▶ _MATERIAL PROVIDED_

Begin

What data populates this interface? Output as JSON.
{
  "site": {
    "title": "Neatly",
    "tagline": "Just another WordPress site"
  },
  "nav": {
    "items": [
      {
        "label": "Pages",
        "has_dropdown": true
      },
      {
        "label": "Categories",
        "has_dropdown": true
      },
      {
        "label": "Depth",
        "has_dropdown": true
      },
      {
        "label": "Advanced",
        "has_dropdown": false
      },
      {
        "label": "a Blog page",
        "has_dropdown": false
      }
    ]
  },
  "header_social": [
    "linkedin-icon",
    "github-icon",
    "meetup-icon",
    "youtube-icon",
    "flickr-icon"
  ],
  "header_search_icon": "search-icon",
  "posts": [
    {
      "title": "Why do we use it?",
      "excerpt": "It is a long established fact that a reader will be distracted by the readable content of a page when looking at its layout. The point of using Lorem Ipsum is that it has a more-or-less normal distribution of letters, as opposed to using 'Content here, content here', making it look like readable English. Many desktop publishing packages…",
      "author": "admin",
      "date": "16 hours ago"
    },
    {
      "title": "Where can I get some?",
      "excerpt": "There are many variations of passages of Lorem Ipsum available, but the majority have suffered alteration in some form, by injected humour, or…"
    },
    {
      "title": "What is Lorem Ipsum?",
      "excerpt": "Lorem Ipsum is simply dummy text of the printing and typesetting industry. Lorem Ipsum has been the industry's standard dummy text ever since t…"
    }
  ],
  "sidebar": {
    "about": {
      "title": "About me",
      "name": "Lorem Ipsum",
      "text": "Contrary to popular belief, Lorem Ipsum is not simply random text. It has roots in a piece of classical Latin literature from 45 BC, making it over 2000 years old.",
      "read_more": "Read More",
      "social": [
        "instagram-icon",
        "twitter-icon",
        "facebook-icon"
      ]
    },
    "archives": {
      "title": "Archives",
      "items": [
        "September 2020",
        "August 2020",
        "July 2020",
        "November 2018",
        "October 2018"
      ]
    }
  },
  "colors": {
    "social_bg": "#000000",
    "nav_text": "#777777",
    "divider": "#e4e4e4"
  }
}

End

Take the records above and return them exactly as written.

▶ _TASK RESPONSE_
What data populates this interface? Output as JSON.
{
  "site": {
    "title": "Neatly",
    "tagline": "Just another WordPress site"
  },
  "nav": {
    "items": [
      {
        "label": "Pages",
        "has_dropdown": true
      },
      {
        "label": "Categories",
        "has_dropdown": true
      },
      {
        "label": "Depth",
        "has_dropdown": true
      },
      {
        "label": "Advanced",
        "has_dropdown": false
      },
      {
        "label": "a Blog page",
        "has_dropdown": false
      }
    ]
  },
  "header_social": [
    "linkedin-icon",
    "github-icon",
    "meetup-icon",
    "youtube-icon",
    "flickr-icon"
  ],
  "header_search_icon": "search-icon",
  "posts": [
    {
      "title": "Why do we use it?",
      "excerpt": "It is a long established fact that a reader will be distracted by the readable content of a page when looking at its layout. The point of using Lorem Ipsum is that it has a more-or-less normal distribution of letters, as opposed to using 'Content here, content here', making it look like readable English. Many desktop publishing packages…",
      "author": "admin",
      "date": "16 hours ago"
    },
    {
      "title": "Where can I get some?",
      "excerpt": "There are many variations of passages of Lorem Ipsum available, but the majority have suffered alteration in some form, by injected humour, or…"
    },
    {
      "title": "What is Lorem Ipsum?",
      "excerpt": "Lorem Ipsum is simply dummy text of the printing and typesetting industry. Lorem Ipsum has been the industry's standard dummy text ever since t…"
    }
  ],
  "sidebar": {
    "about": {
      "title": "About me",
      "name": "Lorem Ipsum",
      "text": "Contrary to popular belief, Lorem Ipsum is not simply random text. It has roots in a piece of classical Latin literature from 45 BC, making it over 2000 years old.",
      "read_more": "Read More",
      "social": [
        "instagram-icon",
        "twitter-icon",
        "facebook-icon"
      ]
    },
    "archives": {
      "title": "Archives",
      "items": [
        "September 2020",
        "August 2020",
        "July 2020",
        "November 2018",
        "October 2018"
      ]
    }
  },
  "colors": {
    "social_bg": "#000000",
    "nav_text": "#777777",
    "divider": "#e4e4e4"
  }
}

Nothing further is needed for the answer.